**Problem details:** Gather all lines in the entries below that include the word "name".

*** Stored records ***

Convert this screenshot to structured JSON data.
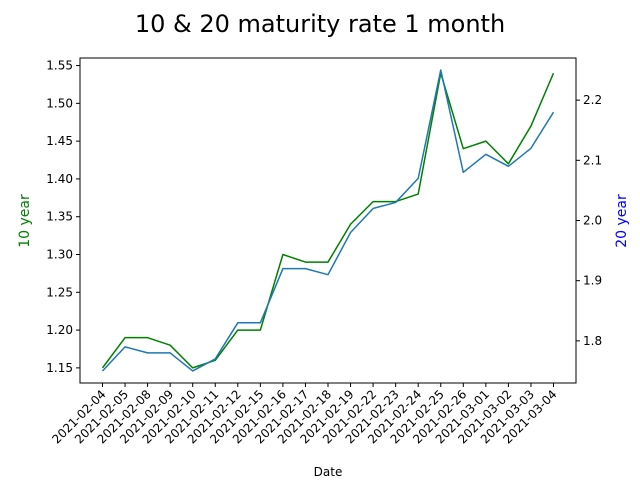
{
  "chart_data": {
    "type": "line",
    "title": "10 & 20 maturity rate 1 month",
    "xlabel": "Date",
    "categories": [
      "2021-02-04",
      "2021-02-05",
      "2021-02-08",
      "2021-02-09",
      "2021-02-10",
      "2021-02-11",
      "2021-02-12",
      "2021-02-15",
      "2021-02-16",
      "2021-02-17",
      "2021-02-18",
      "2021-02-19",
      "2021-02-22",
      "2021-02-23",
      "2021-02-24",
      "2021-02-25",
      "2021-02-26",
      "2021-03-01",
      "2021-03-02",
      "2021-03-03",
      "2021-03-04"
    ],
    "left_axis": {
      "label": "10 year",
      "color": "#008000",
      "ylim": [
        1.13,
        1.56
      ],
      "ticks": [
        "1.15",
        "1.20",
        "1.25",
        "1.30",
        "1.35",
        "1.40",
        "1.45",
        "1.50",
        "1.55"
      ]
    },
    "right_axis": {
      "label": "20 year",
      "color": "#0000ff",
      "ylim": [
        1.73,
        2.27
      ],
      "ticks": [
        "1.8",
        "1.9",
        "2.0",
        "2.1",
        "2.2"
      ]
    },
    "series": [
      {
        "axis": "left",
        "color": "#008000",
        "values": [
          1.15,
          1.19,
          1.19,
          1.18,
          1.15,
          1.16,
          1.2,
          1.2,
          1.3,
          1.29,
          1.29,
          1.34,
          1.37,
          1.37,
          1.38,
          1.54,
          1.44,
          1.45,
          1.42,
          1.47,
          1.54
        ]
      },
      {
        "axis": "right",
        "color": "#1f77b4",
        "values": [
          1.75,
          1.79,
          1.78,
          1.78,
          1.75,
          1.77,
          1.83,
          1.83,
          1.92,
          1.92,
          1.91,
          1.98,
          2.02,
          2.03,
          2.07,
          2.25,
          2.08,
          2.11,
          2.09,
          2.12,
          2.18
        ]
      }
    ],
    "grid": false,
    "legend": "none"
  }
}
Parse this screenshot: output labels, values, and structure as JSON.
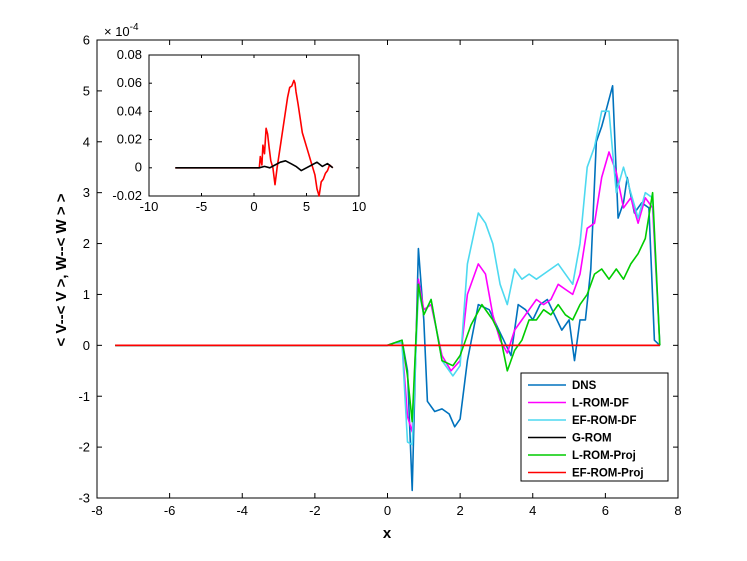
{
  "chart_data": [
    {
      "type": "line",
      "xlabel": "x",
      "ylabel": "< V--< V >, W--< W > >",
      "xlim": [
        -8,
        8
      ],
      "ylim": [
        -3,
        6
      ],
      "xticks": [
        "-8",
        "-6",
        "-4",
        "-2",
        "0",
        "2",
        "4",
        "6",
        "8"
      ],
      "yticks": [
        "-3",
        "-2",
        "-1",
        "0",
        "1",
        "2",
        "3",
        "4",
        "5",
        "6"
      ],
      "yexponent": "x 10^-4",
      "exponent_base": "× 10",
      "exponent_power": "-4",
      "grid": false,
      "legend_position": "bottom-right",
      "series": [
        {
          "name": "DNS",
          "color": "#0072bd",
          "x": [
            -7.5,
            0,
            0.2,
            0.4,
            0.55,
            0.68,
            0.85,
            1.0,
            1.1,
            1.3,
            1.5,
            1.7,
            1.85,
            2.0,
            2.2,
            2.5,
            2.8,
            3.0,
            3.2,
            3.4,
            3.6,
            3.8,
            4.0,
            4.2,
            4.4,
            4.6,
            4.8,
            5.0,
            5.15,
            5.3,
            5.45,
            5.6,
            5.75,
            5.9,
            6.05,
            6.2,
            6.35,
            6.5,
            6.6,
            6.8,
            7.0,
            7.2,
            7.35,
            7.5
          ],
          "y": [
            0,
            0,
            0.05,
            0.1,
            -0.5,
            -2.85,
            1.9,
            0.5,
            -1.1,
            -1.3,
            -1.25,
            -1.35,
            -1.6,
            -1.45,
            -0.3,
            0.8,
            0.7,
            0.4,
            0.1,
            -0.2,
            0.8,
            0.7,
            0.5,
            0.8,
            0.9,
            0.6,
            0.3,
            0.5,
            -0.3,
            0.5,
            0.5,
            1.5,
            4.0,
            4.3,
            4.7,
            5.1,
            2.5,
            2.8,
            3.3,
            2.6,
            2.8,
            2.7,
            0.1,
            0
          ]
        },
        {
          "name": "L-ROM-DF",
          "color": "#ff00ff",
          "x": [
            -7.5,
            0,
            0.2,
            0.4,
            0.55,
            0.68,
            0.85,
            1.0,
            1.2,
            1.5,
            1.75,
            2.0,
            2.2,
            2.5,
            2.7,
            2.9,
            3.1,
            3.3,
            3.5,
            3.7,
            3.9,
            4.1,
            4.3,
            4.5,
            4.7,
            4.9,
            5.1,
            5.3,
            5.5,
            5.7,
            5.9,
            6.1,
            6.3,
            6.5,
            6.7,
            6.9,
            7.1,
            7.3,
            7.5
          ],
          "y": [
            0,
            0,
            0.05,
            0.05,
            -1.4,
            -1.7,
            1.3,
            0.7,
            0.8,
            -0.2,
            -0.5,
            -0.3,
            1.0,
            1.6,
            1.4,
            0.6,
            0.1,
            -0.15,
            0.3,
            0.5,
            0.7,
            0.9,
            0.8,
            0.9,
            1.2,
            1.1,
            1.0,
            1.4,
            2.3,
            2.4,
            3.3,
            3.8,
            3.4,
            2.7,
            2.9,
            2.4,
            2.9,
            2.7,
            0
          ]
        },
        {
          "name": "EF-ROM-DF",
          "color": "#4dd9f0",
          "x": [
            -7.5,
            0,
            0.2,
            0.4,
            0.55,
            0.68,
            0.85,
            1.0,
            1.2,
            1.5,
            1.8,
            2.0,
            2.2,
            2.5,
            2.7,
            2.9,
            3.1,
            3.3,
            3.5,
            3.7,
            3.9,
            4.1,
            4.3,
            4.5,
            4.7,
            4.9,
            5.1,
            5.3,
            5.5,
            5.7,
            5.9,
            6.1,
            6.3,
            6.5,
            6.7,
            6.9,
            7.1,
            7.3,
            7.5
          ],
          "y": [
            0,
            0,
            0.05,
            0.05,
            -1.9,
            -1.95,
            1.1,
            0.6,
            0.9,
            -0.3,
            -0.6,
            -0.4,
            1.6,
            2.6,
            2.4,
            2.0,
            1.2,
            0.8,
            1.5,
            1.3,
            1.4,
            1.3,
            1.4,
            1.5,
            1.6,
            1.4,
            1.2,
            2.0,
            3.5,
            3.9,
            4.6,
            4.6,
            3.0,
            3.5,
            3.0,
            2.5,
            3.0,
            2.9,
            0
          ]
        },
        {
          "name": "G-ROM",
          "color": "#000000",
          "x": [
            -7.5,
            0,
            7.5
          ],
          "y": [
            0,
            0,
            0
          ]
        },
        {
          "name": "L-ROM-Proj",
          "color": "#00cc00",
          "x": [
            -7.5,
            0,
            0.2,
            0.4,
            0.55,
            0.68,
            0.85,
            1.0,
            1.2,
            1.5,
            1.8,
            2.0,
            2.3,
            2.6,
            2.9,
            3.1,
            3.3,
            3.5,
            3.7,
            3.9,
            4.1,
            4.3,
            4.5,
            4.7,
            4.9,
            5.1,
            5.3,
            5.5,
            5.7,
            5.9,
            6.1,
            6.3,
            6.5,
            6.7,
            6.9,
            7.1,
            7.3,
            7.5
          ],
          "y": [
            0,
            0,
            0.05,
            0.1,
            -0.6,
            -1.5,
            1.2,
            0.6,
            0.9,
            -0.3,
            -0.4,
            -0.2,
            0.4,
            0.8,
            0.5,
            0.2,
            -0.5,
            -0.1,
            0.1,
            0.5,
            0.5,
            0.7,
            0.6,
            0.8,
            0.6,
            0.5,
            0.8,
            1.0,
            1.4,
            1.5,
            1.3,
            1.5,
            1.3,
            1.6,
            1.8,
            2.1,
            3.0,
            0
          ]
        },
        {
          "name": "EF-ROM-Proj",
          "color": "#ff0000",
          "x": [
            -7.5,
            7.5
          ],
          "y": [
            0,
            0
          ]
        }
      ]
    },
    {
      "type": "line",
      "xlim": [
        -10,
        10
      ],
      "ylim": [
        -0.02,
        0.08
      ],
      "xticks": [
        "-10",
        "-5",
        "0",
        "5",
        "10"
      ],
      "yticks": [
        "-0.02",
        "0",
        "0.02",
        "0.04",
        "0.06",
        "0.08"
      ],
      "grid": false,
      "series": [
        {
          "name": "EF-ROM-Proj",
          "color": "#ff0000",
          "x": [
            -7.5,
            0.5,
            0.6,
            0.75,
            0.85,
            1.0,
            1.15,
            1.3,
            1.45,
            1.6,
            1.8,
            2.0,
            2.2,
            2.4,
            2.6,
            2.8,
            3.0,
            3.2,
            3.4,
            3.6,
            3.8,
            3.9,
            4.0,
            4.2,
            4.4,
            4.6,
            4.8,
            5.0,
            5.2,
            5.4,
            5.6,
            5.8,
            6.0,
            6.2,
            6.4,
            6.6,
            6.8,
            7.0,
            7.2,
            7.5
          ],
          "y": [
            0,
            0,
            0.008,
            0.002,
            0.016,
            0.01,
            0.028,
            0.024,
            0.014,
            0.005,
            0.0,
            -0.012,
            0.0,
            0.01,
            0.02,
            0.03,
            0.04,
            0.05,
            0.057,
            0.058,
            0.062,
            0.06,
            0.054,
            0.045,
            0.035,
            0.025,
            0.02,
            0.015,
            0.01,
            0.005,
            0.0,
            -0.005,
            -0.015,
            -0.02,
            -0.01,
            -0.008,
            -0.004,
            -0.002,
            0.002,
            0
          ]
        },
        {
          "name": "G-ROM",
          "color": "#000000",
          "x": [
            -7.5,
            0.5,
            1.0,
            1.5,
            2.0,
            2.5,
            3.0,
            3.5,
            4.0,
            4.5,
            5.0,
            5.5,
            6.0,
            6.5,
            7.0,
            7.5
          ],
          "y": [
            0,
            0,
            0.001,
            0.0,
            0.002,
            0.004,
            0.005,
            0.003,
            0.001,
            -0.002,
            0.0,
            0.002,
            0.004,
            0.001,
            0.003,
            0.0
          ]
        }
      ]
    }
  ]
}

***

**Response:**
          "name": "DNS",
          "name": "L-ROM-DF",
          "name": "EF-ROM-DF",
          "name": "G-ROM",
          "name": "L-ROM-Proj",
          "name": "EF-ROM-Proj",
          "name": "EF-ROM-Proj",
          "name": "G-ROM",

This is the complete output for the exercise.